Consignas:
A – Indica si cada afirmación concuerda con el texto sobre los Hagiógrafos y respalda cada respuesta (sí o no) con las palabras decisivas del texto, citadas literalmente: (i) Epifanio enseña que los judíos tenían dos tipos de Hagiógrafos; (ii) los Hagiógrafos que estaban fuera del arca eran considerados canónicos; (iii) San Jerónimo habla de los Hagiógrafos de dentro del arca en el prólogo a Tobías y Judit.
B – Imprime, sin alterar nada, el tramo del texto sobre los Hagiógrafos que va desde «En cuanto al» hasta «se puede dudar.».

Fuente:
+ + + +
En cuanto al pasaje de San Jerónimo, digo que los judíos tenían dos tipos de Hagiógrafos: algunos dentro del arca y otros fuera del arca, como lo enseña Epifanio en el libro De mensuris et ponderibus. Aquellos que estaban dentro del arca se llamaban Hagiógrafos para diferenciarlos de los libros históricos y proféticos, y estos eran considerados canónicos, y de ellos habla San Jerónimo en el prólogo Galeato. Los que estaban fuera del arca se llamaban Hagiógrafos para distinguirlos de los canónicos y sagrados, y de estos habla San Jerónimo en el prólogo a Tobías y Judit, de lo cual se deduce que San Jerónimo nunca llama canónicos a esos libros sobre los cuales se puede dudar.
+ + + +
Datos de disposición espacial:
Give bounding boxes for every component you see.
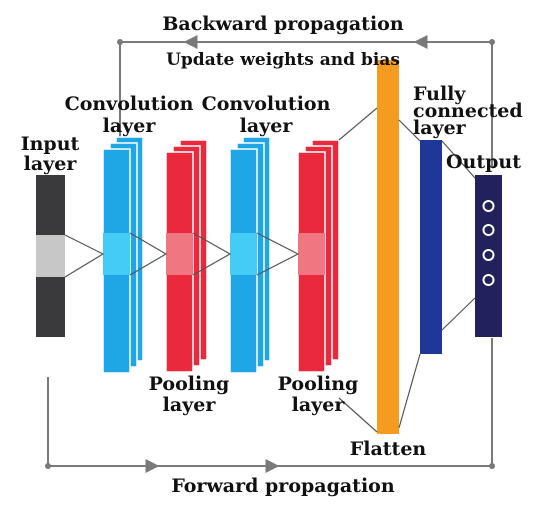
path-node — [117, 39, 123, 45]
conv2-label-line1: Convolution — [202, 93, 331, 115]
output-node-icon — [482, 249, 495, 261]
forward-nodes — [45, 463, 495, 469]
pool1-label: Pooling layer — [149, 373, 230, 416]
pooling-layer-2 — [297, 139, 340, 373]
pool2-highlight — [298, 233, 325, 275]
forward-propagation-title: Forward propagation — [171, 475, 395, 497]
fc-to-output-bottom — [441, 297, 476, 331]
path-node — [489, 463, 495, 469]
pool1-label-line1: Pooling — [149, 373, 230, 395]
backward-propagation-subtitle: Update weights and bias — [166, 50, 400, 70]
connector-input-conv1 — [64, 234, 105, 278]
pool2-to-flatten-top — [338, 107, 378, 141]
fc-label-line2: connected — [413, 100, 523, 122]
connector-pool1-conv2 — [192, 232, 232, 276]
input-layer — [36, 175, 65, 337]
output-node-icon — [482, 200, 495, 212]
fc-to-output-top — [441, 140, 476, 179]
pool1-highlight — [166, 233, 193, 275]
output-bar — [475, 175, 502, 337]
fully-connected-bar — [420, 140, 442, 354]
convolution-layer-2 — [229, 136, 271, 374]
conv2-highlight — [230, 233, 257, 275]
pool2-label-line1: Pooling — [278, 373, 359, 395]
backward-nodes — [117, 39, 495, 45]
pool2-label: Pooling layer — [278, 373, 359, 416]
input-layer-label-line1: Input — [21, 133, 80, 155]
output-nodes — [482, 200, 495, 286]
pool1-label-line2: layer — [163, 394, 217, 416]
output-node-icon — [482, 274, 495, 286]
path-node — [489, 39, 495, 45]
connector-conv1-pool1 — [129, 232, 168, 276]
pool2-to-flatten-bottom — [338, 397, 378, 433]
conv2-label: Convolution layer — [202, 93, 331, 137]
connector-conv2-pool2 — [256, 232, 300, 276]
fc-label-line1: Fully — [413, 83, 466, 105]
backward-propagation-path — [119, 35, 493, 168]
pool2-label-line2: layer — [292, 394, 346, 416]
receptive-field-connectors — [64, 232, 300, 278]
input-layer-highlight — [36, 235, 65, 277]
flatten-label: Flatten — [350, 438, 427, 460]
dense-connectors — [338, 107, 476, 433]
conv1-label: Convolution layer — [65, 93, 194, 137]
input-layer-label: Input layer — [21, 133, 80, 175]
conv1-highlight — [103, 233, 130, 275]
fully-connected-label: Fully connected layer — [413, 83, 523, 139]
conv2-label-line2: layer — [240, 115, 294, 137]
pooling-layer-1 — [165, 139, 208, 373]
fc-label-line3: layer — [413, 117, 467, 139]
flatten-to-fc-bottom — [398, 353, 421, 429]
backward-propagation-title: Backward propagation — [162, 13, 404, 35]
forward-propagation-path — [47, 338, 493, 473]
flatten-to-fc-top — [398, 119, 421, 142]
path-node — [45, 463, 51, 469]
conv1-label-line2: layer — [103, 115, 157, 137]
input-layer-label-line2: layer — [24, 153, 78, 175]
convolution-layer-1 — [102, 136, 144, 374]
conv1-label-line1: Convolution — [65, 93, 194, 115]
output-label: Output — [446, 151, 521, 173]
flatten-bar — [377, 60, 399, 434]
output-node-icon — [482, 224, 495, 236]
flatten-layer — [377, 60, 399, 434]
+ + + +
Respuestas por consigna:
A –
(i) Sí: «como lo enseña Epifanio en el libro De mensuris et ponderibus».
(ii) No: «Los que estaban fuera del arca se llamaban Hagiógrafos para distinguirlos de los canónicos y sagrados».
(iii) No: «de ellos habla San Jerónimo en el prólogo Galeato».

B –
En cuanto al pasaje de San Jerónimo, digo que los judíos tenían dos tipos de Hagiógrafos: algunos dentro del arca y otros fuera del arca, como lo enseña Epifanio en el libro De mensuris et ponderibus. Aquellos que estaban dentro del arca se llamaban Hagiógrafos para diferenciarlos de los libros históricos y proféticos, y estos eran considerados canónicos, y de ellos habla San Jerónimo en el prólogo Galeato. Los que estaban fuera del arca se llamaban Hagiógrafos para distinguirlos de los canónicos y sagrados, y de estos habla San Jerónimo en el prólogo a Tobías y Judit, de lo cual se deduce que San Jerónimo nunca llama canónicos a esos libros sobre los cuales se puede dudar.